# [Problems to solve]
A: Summarize the childhood memories text in two sentences.
B: Transcribe the part of the childhood memories text starting with "Ruth Beever shares" and going on through "very special discovery.".

Ruth Beever shares some of her vivid childhood memories.

Living in the village of Ferriby on Humberside in the ’20s and ’30s,we children could wander in safety in the countryside. The river is tidal at this point and many kinds of treasure we found on the beach - from dead dogs to pretty stones and shells. Then home we came through woods and fields.
One of our great sources of pleasure was the newt pond. This was known to fewer than a dozen of us. It was in a field beyond a dead end lane. It was about 30 feet across and saucer shaped. We kept it a secret because it was our own very special discovery.

You had only to sit or lie down for a minute near the edge and you could see the faces of newts coming up for air. It was easy enough to pick them out of the water, and they were safe enough so long as their skins didn't dry out. The green newts were common enough. We knew them by their markings. If we set them racing against each other, they always headed back for the pond and disappeared beneath. The next size up was a brownish newt about six inches long. They would come up to grab at water boatmen and other flies.

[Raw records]
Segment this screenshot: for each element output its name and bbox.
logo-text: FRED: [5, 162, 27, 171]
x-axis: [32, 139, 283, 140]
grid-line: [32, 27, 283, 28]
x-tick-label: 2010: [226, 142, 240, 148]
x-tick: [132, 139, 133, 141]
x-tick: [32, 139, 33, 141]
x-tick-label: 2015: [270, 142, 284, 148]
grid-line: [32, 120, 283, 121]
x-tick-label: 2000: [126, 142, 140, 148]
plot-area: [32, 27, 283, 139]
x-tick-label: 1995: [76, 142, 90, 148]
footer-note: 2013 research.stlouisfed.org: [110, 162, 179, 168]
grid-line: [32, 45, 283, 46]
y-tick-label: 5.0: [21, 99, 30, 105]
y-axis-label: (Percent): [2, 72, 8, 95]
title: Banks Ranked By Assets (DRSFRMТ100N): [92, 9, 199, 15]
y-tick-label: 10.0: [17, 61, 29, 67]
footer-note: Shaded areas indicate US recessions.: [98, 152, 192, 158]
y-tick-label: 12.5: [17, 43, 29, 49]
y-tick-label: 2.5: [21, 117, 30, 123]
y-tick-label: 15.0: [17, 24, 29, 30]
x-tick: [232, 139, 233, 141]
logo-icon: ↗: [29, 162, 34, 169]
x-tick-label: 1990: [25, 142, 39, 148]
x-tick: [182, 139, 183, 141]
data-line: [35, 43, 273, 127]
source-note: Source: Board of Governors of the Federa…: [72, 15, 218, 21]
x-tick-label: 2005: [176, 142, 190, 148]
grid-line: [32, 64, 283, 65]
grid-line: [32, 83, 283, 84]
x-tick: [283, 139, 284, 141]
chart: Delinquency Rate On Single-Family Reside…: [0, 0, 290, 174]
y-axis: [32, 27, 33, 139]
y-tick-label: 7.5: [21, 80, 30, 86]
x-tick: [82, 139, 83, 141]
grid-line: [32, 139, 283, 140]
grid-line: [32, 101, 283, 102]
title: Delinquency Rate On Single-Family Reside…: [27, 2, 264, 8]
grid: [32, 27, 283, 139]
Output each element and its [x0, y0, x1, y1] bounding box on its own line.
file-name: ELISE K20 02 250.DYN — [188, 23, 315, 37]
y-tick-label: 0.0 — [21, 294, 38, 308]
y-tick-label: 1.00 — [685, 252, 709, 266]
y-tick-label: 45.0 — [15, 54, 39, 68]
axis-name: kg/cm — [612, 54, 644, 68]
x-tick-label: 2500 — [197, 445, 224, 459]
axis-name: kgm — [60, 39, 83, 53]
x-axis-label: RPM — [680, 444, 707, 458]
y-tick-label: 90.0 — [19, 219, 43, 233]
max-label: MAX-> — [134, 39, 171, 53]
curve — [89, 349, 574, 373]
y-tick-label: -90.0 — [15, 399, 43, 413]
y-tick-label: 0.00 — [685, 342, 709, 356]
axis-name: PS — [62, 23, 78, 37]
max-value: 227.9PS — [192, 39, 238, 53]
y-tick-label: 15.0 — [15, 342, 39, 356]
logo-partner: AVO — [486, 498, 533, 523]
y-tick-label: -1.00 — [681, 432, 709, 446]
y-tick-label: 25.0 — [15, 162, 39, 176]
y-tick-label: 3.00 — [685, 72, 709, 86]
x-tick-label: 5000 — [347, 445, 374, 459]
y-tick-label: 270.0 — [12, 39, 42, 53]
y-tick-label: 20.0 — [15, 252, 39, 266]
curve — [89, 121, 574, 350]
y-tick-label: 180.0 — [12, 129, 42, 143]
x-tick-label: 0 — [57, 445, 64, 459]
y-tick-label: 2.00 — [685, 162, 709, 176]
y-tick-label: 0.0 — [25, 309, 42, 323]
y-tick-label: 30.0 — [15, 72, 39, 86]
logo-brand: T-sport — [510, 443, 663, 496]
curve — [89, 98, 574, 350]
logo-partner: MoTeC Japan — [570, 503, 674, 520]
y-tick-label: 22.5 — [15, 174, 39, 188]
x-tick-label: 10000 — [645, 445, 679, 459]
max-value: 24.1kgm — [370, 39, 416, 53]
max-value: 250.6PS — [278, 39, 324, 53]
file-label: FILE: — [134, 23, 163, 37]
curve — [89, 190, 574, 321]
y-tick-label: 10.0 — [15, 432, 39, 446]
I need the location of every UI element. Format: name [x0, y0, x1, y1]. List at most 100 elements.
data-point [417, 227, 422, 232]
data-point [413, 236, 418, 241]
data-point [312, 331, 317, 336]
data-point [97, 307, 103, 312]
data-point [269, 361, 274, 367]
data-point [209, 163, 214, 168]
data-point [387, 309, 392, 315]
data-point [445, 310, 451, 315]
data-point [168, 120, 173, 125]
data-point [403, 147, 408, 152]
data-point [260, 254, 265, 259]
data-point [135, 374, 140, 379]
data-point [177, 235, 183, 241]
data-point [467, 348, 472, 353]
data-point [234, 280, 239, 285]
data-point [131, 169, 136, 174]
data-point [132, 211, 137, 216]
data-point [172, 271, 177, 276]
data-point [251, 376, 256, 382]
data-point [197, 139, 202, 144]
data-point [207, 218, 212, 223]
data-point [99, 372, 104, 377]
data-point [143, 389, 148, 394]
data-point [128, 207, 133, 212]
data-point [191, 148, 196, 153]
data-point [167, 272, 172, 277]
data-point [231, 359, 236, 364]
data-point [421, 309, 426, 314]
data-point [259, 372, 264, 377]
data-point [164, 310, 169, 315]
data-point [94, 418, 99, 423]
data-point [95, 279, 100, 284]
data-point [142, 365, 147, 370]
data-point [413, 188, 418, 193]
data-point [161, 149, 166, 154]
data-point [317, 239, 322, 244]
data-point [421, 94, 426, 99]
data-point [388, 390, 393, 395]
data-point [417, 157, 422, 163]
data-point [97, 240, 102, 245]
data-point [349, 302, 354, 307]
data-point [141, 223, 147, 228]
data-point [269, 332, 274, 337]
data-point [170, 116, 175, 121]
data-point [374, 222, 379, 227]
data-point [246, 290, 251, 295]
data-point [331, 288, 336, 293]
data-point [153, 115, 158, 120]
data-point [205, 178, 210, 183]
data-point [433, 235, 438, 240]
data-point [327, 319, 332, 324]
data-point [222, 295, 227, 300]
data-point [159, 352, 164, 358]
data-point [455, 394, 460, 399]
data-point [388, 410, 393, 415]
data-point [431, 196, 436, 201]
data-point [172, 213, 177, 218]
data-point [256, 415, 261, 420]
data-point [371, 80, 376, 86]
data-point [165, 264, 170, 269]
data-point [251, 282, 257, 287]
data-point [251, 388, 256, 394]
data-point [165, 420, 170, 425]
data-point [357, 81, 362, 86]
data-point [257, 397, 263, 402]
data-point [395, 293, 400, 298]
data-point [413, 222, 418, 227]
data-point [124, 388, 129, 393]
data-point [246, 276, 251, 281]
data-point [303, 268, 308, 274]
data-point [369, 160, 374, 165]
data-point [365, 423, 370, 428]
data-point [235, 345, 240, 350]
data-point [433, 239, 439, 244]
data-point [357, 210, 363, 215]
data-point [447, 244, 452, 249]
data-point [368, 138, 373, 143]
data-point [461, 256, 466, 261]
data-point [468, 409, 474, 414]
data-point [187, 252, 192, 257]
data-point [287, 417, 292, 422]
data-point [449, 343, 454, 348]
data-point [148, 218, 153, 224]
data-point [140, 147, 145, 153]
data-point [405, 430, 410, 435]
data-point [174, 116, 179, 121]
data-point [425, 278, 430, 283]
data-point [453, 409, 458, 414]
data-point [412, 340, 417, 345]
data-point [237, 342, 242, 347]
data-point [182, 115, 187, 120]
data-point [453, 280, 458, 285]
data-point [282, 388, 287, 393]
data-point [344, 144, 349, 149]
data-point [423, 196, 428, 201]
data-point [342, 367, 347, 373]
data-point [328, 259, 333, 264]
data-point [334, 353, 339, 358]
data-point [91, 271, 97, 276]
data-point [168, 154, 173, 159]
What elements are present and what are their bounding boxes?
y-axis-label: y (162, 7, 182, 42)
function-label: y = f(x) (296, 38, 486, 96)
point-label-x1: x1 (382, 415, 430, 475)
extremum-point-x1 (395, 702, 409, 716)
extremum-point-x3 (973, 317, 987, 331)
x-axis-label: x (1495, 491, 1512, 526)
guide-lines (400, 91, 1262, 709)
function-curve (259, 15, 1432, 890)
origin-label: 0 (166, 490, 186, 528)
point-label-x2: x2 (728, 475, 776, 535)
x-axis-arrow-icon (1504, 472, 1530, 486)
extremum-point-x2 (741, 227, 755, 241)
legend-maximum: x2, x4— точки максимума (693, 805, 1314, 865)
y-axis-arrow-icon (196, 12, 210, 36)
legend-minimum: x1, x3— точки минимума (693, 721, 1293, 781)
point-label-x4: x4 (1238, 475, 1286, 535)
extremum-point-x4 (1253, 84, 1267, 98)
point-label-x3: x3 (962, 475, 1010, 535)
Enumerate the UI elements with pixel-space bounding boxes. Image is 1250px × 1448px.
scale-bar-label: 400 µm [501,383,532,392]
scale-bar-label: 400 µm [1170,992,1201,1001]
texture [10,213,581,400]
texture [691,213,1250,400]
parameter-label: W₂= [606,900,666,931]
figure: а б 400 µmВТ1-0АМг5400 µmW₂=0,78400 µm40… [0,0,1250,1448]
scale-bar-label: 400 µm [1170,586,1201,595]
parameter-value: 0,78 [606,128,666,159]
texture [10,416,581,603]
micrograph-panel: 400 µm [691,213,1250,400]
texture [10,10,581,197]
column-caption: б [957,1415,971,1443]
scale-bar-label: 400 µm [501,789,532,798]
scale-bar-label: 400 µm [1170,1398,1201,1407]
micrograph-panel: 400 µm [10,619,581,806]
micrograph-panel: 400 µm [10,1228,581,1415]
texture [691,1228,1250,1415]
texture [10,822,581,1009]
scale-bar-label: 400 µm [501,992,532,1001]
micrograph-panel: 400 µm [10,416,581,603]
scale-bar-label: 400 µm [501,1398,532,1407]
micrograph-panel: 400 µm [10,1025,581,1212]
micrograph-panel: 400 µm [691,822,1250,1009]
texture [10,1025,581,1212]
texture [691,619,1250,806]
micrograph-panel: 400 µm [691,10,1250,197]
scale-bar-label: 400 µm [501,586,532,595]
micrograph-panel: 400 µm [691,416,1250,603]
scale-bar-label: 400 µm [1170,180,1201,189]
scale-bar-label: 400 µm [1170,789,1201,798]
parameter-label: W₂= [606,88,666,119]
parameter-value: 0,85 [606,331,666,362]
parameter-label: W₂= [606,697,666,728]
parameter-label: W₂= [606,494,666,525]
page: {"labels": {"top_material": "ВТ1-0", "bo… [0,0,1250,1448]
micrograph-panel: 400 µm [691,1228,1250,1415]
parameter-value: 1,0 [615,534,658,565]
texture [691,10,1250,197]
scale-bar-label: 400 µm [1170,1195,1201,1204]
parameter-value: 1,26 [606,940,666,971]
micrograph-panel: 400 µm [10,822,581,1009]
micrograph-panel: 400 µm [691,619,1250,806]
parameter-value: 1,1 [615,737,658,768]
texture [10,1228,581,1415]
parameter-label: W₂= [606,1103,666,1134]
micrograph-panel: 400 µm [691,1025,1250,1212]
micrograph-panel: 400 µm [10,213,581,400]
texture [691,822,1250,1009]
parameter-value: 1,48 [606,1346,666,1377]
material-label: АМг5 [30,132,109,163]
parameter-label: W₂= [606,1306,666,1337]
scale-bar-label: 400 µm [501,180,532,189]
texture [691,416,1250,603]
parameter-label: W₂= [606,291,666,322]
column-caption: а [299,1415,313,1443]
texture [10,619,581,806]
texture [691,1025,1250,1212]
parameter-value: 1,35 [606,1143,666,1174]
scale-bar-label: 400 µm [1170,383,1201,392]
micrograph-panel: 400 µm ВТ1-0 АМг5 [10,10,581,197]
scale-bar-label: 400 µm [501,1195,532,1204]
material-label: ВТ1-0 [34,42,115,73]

# [Answer list]
A: In the village of Ferriby on Humberside in the ’20s and ’30s, children could wander safely in the countryside, finding all kinds of treasure on the beach of the tidal river and coming home through woods and fields. One of their great pleasures was a secret newt pond in a field beyond a dead end lane, where they watched newts come up for air, picked them out of the water, and raced them, though the newts always headed back to the pond.

B:
Ruth Beever shares some of her vivid childhood memories.

Living in the village of Ferriby on Humberside in the ’20s and ’30s,we children could wander in safety in the countryside. The river is tidal at this point and many kinds of treasure we found on the beach - from dead dogs to pretty stones and shells. Then home we came through woods and fields.
One of our great sources of pleasure was the newt pond. This was known to fewer than a dozen of us. It was in a field beyond a dead end lane. It was about 30 feet across and saucer shaped. We kept it a secret because it was our own very special discovery.